== Stored data ==
:::

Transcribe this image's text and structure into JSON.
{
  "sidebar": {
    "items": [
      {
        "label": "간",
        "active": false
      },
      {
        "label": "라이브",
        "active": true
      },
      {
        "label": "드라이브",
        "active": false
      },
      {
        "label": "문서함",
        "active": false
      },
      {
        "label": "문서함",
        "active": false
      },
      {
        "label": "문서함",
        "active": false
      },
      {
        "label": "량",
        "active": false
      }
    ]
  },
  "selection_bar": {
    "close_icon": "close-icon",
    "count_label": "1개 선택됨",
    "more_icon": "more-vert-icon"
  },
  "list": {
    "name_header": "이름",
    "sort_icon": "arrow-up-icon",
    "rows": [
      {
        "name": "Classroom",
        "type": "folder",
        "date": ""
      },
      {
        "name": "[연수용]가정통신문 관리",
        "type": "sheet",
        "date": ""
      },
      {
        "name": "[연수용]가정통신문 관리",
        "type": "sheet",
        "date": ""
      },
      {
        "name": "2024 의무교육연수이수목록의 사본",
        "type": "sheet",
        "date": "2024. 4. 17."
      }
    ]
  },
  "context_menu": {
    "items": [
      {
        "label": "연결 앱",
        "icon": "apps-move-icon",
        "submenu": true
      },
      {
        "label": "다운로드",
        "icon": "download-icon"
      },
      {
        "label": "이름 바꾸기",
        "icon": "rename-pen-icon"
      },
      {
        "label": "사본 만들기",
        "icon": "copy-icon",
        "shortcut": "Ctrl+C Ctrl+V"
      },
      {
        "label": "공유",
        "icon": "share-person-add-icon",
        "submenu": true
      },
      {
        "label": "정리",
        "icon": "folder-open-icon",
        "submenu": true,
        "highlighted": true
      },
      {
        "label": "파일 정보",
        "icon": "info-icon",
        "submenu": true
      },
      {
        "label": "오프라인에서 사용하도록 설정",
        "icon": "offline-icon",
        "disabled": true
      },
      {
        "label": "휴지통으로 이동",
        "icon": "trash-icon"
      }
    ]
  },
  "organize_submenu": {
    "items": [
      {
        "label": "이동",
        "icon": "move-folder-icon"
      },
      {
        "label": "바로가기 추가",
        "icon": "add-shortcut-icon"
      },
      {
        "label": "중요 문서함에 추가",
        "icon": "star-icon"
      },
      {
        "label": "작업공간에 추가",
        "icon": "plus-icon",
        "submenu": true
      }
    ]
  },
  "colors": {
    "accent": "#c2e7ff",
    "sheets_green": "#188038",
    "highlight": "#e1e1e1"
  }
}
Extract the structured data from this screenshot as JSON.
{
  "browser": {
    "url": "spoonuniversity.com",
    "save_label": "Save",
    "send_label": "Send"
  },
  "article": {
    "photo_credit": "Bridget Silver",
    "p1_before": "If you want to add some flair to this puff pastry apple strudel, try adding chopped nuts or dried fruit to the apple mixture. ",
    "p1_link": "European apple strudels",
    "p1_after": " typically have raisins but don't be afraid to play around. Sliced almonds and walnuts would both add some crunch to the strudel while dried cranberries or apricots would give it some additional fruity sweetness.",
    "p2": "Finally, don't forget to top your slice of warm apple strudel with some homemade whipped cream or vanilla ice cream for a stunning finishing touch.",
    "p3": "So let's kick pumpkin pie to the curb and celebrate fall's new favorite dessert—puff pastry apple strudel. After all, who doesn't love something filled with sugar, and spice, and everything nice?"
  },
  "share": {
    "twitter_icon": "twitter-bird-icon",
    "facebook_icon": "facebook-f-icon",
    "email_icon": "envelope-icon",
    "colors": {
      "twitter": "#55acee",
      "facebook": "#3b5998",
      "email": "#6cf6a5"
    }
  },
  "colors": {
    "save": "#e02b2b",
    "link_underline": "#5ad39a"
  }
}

:::

== Task directions ==
Give the material above again, word for word.

== Correct answer ==
Transcribe this image's text and structure into JSON.
{
  "sidebar": {
    "items": [
      {
        "label": "간",
        "active": false
      },
      {
        "label": "라이브",
        "active": true
      },
      {
        "label": "드라이브",
        "active": false
      },
      {
        "label": "문서함",
        "active": false
      },
      {
        "label": "문서함",
        "active": false
      },
      {
        "label": "문서함",
        "active": false
      },
      {
        "label": "량",
        "active": false
      }
    ]
  },
  "selection_bar": {
    "close_icon": "close-icon",
    "count_label": "1개 선택됨",
    "more_icon": "more-vert-icon"
  },
  "list": {
    "name_header": "이름",
    "sort_icon": "arrow-up-icon",
    "rows": [
      {
        "name": "Classroom",
        "type": "folder",
        "date": ""
      },
      {
        "name": "[연수용]가정통신문 관리",
        "type": "sheet",
        "date": ""
      },
      {
        "name": "[연수용]가정통신문 관리",
        "type": "sheet",
        "date": ""
      },
      {
        "name": "2024 의무교육연수이수목록의 사본",
        "type": "sheet",
        "date": "2024. 4. 17."
      }
    ]
  },
  "context_menu": {
    "items": [
      {
        "label": "연결 앱",
        "icon": "apps-move-icon",
        "submenu": true
      },
      {
        "label": "다운로드",
        "icon": "download-icon"
      },
      {
        "label": "이름 바꾸기",
        "icon": "rename-pen-icon"
      },
      {
        "label": "사본 만들기",
        "icon": "copy-icon",
        "shortcut": "Ctrl+C Ctrl+V"
      },
      {
        "label": "공유",
        "icon": "share-person-add-icon",
        "submenu": true
      },
      {
        "label": "정리",
        "icon": "folder-open-icon",
        "submenu": true,
        "highlighted": true
      },
      {
        "label": "파일 정보",
        "icon": "info-icon",
        "submenu": true
      },
      {
        "label": "오프라인에서 사용하도록 설정",
        "icon": "offline-icon",
        "disabled": true
      },
      {
        "label": "휴지통으로 이동",
        "icon": "trash-icon"
      }
    ]
  },
  "organize_submenu": {
    "items": [
      {
        "label": "이동",
        "icon": "move-folder-icon"
      },
      {
        "label": "바로가기 추가",
        "icon": "add-shortcut-icon"
      },
      {
        "label": "중요 문서함에 추가",
        "icon": "star-icon"
      },
      {
        "label": "작업공간에 추가",
        "icon": "plus-icon",
        "submenu": true
      }
    ]
  },
  "colors": {
    "accent": "#c2e7ff",
    "sheets_green": "#188038",
    "highlight": "#e1e1e1"
  }
}
Extract the structured data from this screenshot as JSON.
{
  "browser": {
    "url": "spoonuniversity.com",
    "save_label": "Save",
    "send_label": "Send"
  },
  "article": {
    "photo_credit": "Bridget Silver",
    "p1_before": "If you want to add some flair to this puff pastry apple strudel, try adding chopped nuts or dried fruit to the apple mixture. ",
    "p1_link": "European apple strudels",
    "p1_after": " typically have raisins but don't be afraid to play around. Sliced almonds and walnuts would both add some crunch to the strudel while dried cranberries or apricots would give it some additional fruity sweetness.",
    "p2": "Finally, don't forget to top your slice of warm apple strudel with some homemade whipped cream or vanilla ice cream for a stunning finishing touch.",
    "p3": "So let's kick pumpkin pie to the curb and celebrate fall's new favorite dessert—puff pastry apple strudel. After all, who doesn't love something filled with sugar, and spice, and everything nice?"
  },
  "share": {
    "twitter_icon": "twitter-bird-icon",
    "facebook_icon": "facebook-f-icon",
    "email_icon": "envelope-icon",
    "colors": {
      "twitter": "#55acee",
      "facebook": "#3b5998",
      "email": "#6cf6a5"
    }
  },
  "colors": {
    "save": "#e02b2b",
    "link_underline": "#5ad39a"
  }
}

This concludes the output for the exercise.